THE REQUEST: All of the data should be output character for character, except the pictures.

## BEGIN SUPPLIED MATERIAL

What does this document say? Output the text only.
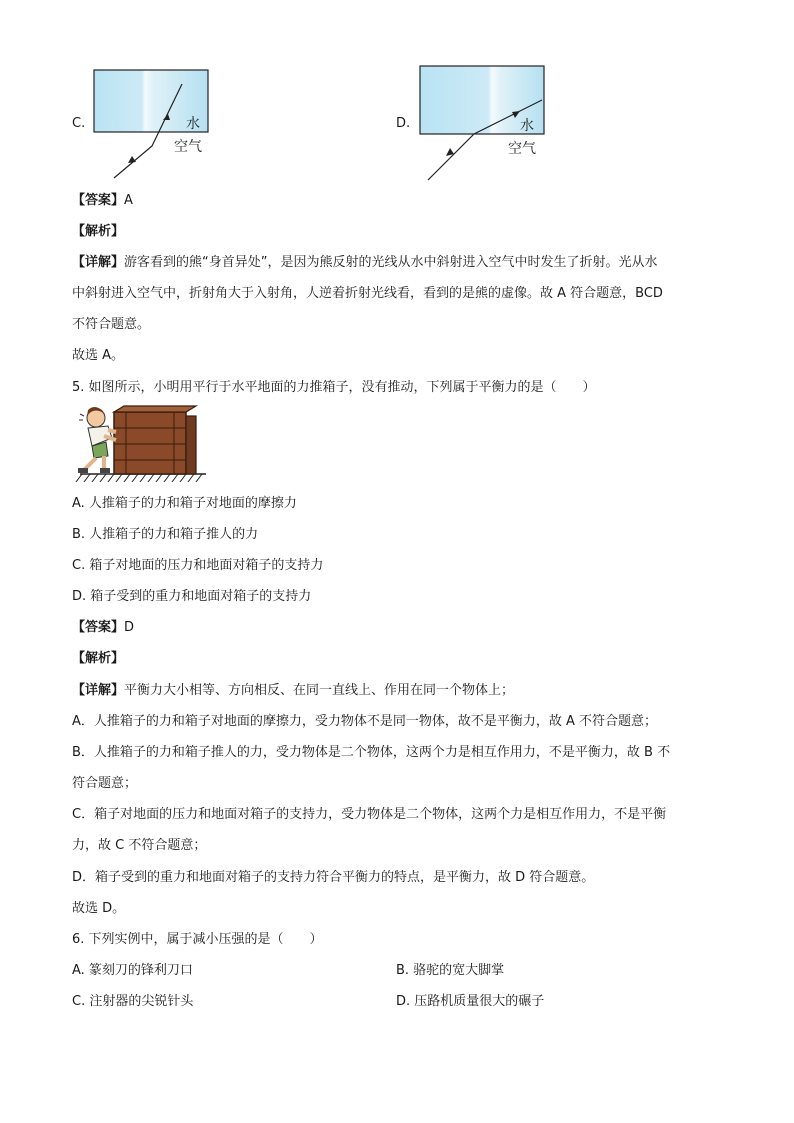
C.	水
空气
D.	水
空气
【答案】A
【解析】
【详解】游客看到的熊“身首异处”，是因为熊反射的光线从水中斜射进入空气中时发生了折射。光从水
中斜射进入空气中，折射角大于入射角，人逆着折射光线看，看到的是熊的虚像。故 A 符合题意，BCD
不符合题意。
故选 A。
5. 如图所示，小明用平行于水平地面的力推箱子，没有推动，下列属于平衡力的是（　　）
A. 人推箱子的力和箱子对地面的摩擦力
B. 人推箱子的力和箱子推人的力
C. 箱子对地面的压力和地面对箱子的支持力
D. 箱子受到的重力和地面对箱子的支持力
【答案】D
【解析】
【详解】平衡力大小相等、方向相反、在同一直线上、作用在同一个物体上；
A．人推箱子的力和箱子对地面的摩擦力，受力物体不是同一物体，故不是平衡力，故 A 不符合题意；
B．人推箱子的力和箱子推人的力，受力物体是二个物体，这两个力是相互作用力，不是平衡力，故 B 不
符合题意；
C．箱子对地面的压力和地面对箱子的支持力，受力物体是二个物体，这两个力是相互作用力，不是平衡
力，故 C 不符合题意；
D．箱子受到的重力和地面对箱子的支持力符合平衡力的特点，是平衡力，故 D 符合题意。
故选 D。
6. 下列实例中，属于减小压强的是（　　）
A. 篆刻刀的锋利刀口	B. 骆驼的宽大脚掌
C. 注射器的尖锐针头	D. 压路机质量很大的碾子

## END SUPPLIED MATERIAL

ANSWER TO THIS EXERCISE:
What does this document say? Output the text only.
C.	水
空气
D.	水
空气
【答案】A
【解析】
【详解】游客看到的熊“身首异处”，是因为熊反射的光线从水中斜射进入空气中时发生了折射。光从水
中斜射进入空气中，折射角大于入射角，人逆着折射光线看，看到的是熊的虚像。故 A 符合题意，BCD
不符合题意。
故选 A。
5. 如图所示，小明用平行于水平地面的力推箱子，没有推动，下列属于平衡力的是（　　）
A. 人推箱子的力和箱子对地面的摩擦力
B. 人推箱子的力和箱子推人的力
C. 箱子对地面的压力和地面对箱子的支持力
D. 箱子受到的重力和地面对箱子的支持力
【答案】D
【解析】
【详解】平衡力大小相等、方向相反、在同一直线上、作用在同一个物体上；
A．人推箱子的力和箱子对地面的摩擦力，受力物体不是同一物体，故不是平衡力，故 A 不符合题意；
B．人推箱子的力和箱子推人的力，受力物体是二个物体，这两个力是相互作用力，不是平衡力，故 B 不
符合题意；
C．箱子对地面的压力和地面对箱子的支持力，受力物体是二个物体，这两个力是相互作用力，不是平衡
力，故 C 不符合题意；
D．箱子受到的重力和地面对箱子的支持力符合平衡力的特点，是平衡力，故 D 符合题意。
故选 D。
6. 下列实例中，属于减小压强的是（　　）
A. 篆刻刀的锋利刀口	B. 骆驼的宽大脚掌
C. 注射器的尖锐针头	D. 压路机质量很大的碾子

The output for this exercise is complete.